Directive
List every line below containing "diffraction".

Available records
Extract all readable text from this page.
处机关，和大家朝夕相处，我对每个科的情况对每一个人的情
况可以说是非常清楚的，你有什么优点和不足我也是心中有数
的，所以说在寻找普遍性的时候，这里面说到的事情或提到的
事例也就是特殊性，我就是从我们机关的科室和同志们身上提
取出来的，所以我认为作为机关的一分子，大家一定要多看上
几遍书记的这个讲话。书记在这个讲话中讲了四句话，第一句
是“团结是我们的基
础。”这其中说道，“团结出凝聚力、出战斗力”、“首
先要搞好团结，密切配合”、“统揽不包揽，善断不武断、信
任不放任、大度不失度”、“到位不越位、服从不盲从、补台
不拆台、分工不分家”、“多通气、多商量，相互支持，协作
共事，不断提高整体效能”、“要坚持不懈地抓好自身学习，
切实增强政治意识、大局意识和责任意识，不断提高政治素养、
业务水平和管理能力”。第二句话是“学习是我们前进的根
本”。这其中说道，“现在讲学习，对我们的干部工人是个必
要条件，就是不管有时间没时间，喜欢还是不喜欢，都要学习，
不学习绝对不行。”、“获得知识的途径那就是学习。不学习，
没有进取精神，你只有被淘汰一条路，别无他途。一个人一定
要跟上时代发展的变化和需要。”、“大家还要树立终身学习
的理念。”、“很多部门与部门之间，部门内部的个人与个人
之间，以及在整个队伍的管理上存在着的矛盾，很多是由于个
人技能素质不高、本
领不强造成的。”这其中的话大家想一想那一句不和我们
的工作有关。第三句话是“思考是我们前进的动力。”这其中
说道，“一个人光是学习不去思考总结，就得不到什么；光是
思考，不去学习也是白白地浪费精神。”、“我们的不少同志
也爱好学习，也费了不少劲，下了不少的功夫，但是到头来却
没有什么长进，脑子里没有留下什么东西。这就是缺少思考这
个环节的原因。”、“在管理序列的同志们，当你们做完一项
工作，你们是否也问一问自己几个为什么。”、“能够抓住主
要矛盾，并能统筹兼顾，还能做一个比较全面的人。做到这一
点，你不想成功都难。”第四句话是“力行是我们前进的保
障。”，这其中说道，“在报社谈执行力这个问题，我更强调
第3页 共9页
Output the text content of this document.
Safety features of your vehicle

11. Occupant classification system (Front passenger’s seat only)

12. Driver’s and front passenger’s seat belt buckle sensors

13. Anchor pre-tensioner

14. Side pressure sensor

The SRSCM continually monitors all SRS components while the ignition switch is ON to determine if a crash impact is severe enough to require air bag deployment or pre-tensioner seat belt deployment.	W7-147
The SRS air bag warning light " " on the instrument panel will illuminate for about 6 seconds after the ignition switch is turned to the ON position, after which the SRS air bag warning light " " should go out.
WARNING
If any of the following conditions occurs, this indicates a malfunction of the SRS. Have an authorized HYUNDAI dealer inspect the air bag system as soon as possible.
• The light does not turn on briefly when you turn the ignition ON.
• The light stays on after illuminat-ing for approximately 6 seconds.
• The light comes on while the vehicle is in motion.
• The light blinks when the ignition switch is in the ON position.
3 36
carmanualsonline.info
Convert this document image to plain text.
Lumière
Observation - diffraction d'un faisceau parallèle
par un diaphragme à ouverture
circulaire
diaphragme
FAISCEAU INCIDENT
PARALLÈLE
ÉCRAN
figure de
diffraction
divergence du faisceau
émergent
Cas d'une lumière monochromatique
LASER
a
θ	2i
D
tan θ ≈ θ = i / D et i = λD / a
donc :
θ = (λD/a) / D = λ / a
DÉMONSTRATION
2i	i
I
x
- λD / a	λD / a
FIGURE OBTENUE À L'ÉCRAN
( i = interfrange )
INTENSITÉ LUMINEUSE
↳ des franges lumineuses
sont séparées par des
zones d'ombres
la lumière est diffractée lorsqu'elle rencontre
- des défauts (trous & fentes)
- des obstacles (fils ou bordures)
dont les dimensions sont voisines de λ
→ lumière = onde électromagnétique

Result of this task
Observation - diffraction d'un faisceau parallèle
diffraction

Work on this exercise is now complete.